TASK DIRECTIONS: Write the material out again exactly.

SUPPLIED RECORDS:
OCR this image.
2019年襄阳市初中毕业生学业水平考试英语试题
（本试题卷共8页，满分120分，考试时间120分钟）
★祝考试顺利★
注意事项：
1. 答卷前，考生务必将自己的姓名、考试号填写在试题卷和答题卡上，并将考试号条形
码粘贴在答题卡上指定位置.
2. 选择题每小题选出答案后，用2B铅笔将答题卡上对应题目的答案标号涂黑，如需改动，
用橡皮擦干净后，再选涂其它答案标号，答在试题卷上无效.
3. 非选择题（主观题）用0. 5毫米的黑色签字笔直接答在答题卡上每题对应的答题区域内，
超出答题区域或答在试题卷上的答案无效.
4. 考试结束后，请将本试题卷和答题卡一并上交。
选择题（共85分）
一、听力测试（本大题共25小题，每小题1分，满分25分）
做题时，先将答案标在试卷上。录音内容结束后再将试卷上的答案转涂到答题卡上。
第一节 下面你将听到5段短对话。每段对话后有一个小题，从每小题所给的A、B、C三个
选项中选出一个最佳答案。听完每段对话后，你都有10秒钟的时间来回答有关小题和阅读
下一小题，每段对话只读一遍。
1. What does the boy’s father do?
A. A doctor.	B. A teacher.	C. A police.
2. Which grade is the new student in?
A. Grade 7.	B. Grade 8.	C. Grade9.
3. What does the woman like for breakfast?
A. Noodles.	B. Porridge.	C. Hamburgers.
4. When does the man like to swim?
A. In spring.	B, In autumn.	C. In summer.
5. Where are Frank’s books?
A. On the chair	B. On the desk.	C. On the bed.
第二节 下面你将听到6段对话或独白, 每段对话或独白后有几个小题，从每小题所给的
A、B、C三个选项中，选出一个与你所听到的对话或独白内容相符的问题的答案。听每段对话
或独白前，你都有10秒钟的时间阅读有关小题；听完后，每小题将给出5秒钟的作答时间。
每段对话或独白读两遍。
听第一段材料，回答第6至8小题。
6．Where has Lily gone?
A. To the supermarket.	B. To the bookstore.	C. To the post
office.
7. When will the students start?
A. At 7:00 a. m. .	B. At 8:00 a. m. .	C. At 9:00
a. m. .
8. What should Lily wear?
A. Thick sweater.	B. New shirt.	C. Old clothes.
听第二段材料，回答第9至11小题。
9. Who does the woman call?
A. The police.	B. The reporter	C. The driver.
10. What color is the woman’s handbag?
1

COMPLETED EXERCISE:
OCR this image.
2019年襄阳市初中毕业生学业水平考试英语试题
（本试题卷共8页，满分120分，考试时间120分钟）
★祝考试顺利★
注意事项：
1. 答卷前，考生务必将自己的姓名、考试号填写在试题卷和答题卡上，并将考试号条形
码粘贴在答题卡上指定位置.
2. 选择题每小题选出答案后，用2B铅笔将答题卡上对应题目的答案标号涂黑，如需改动，
用橡皮擦干净后，再选涂其它答案标号，答在试题卷上无效.
3. 非选择题（主观题）用0. 5毫米的黑色签字笔直接答在答题卡上每题对应的答题区域内，
超出答题区域或答在试题卷上的答案无效.
4. 考试结束后，请将本试题卷和答题卡一并上交。
选择题（共85分）
一、听力测试（本大题共25小题，每小题1分，满分25分）
做题时，先将答案标在试卷上。录音内容结束后再将试卷上的答案转涂到答题卡上。
第一节 下面你将听到5段短对话。每段对话后有一个小题，从每小题所给的A、B、C三个
选项中选出一个最佳答案。听完每段对话后，你都有10秒钟的时间来回答有关小题和阅读
下一小题，每段对话只读一遍。
1. What does the boy’s father do?
A. A doctor.	B. A teacher.	C. A police.
2. Which grade is the new student in?
A. Grade 7.	B. Grade 8.	C. Grade9.
3. What does the woman like for breakfast?
A. Noodles.	B. Porridge.	C. Hamburgers.
4. When does the man like to swim?
A. In spring.	B, In autumn.	C. In summer.
5. Where are Frank’s books?
A. On the chair	B. On the desk.	C. On the bed.
第二节 下面你将听到6段对话或独白, 每段对话或独白后有几个小题，从每小题所给的
A、B、C三个选项中，选出一个与你所听到的对话或独白内容相符的问题的答案。听每段对话
或独白前，你都有10秒钟的时间阅读有关小题；听完后，每小题将给出5秒钟的作答时间。
每段对话或独白读两遍。
听第一段材料，回答第6至8小题。
6．Where has Lily gone?
A. To the supermarket.	B. To the bookstore.	C. To the post
office.
7. When will the students start?
A. At 7:00 a. m. .	B. At 8:00 a. m. .	C. At 9:00
a. m. .
8. What should Lily wear?
A. Thick sweater.	B. New shirt.	C. Old clothes.
听第二段材料，回答第9至11小题。
9. Who does the woman call?
A. The police.	B. The reporter	C. The driver.
10. What color is the woman’s handbag?
1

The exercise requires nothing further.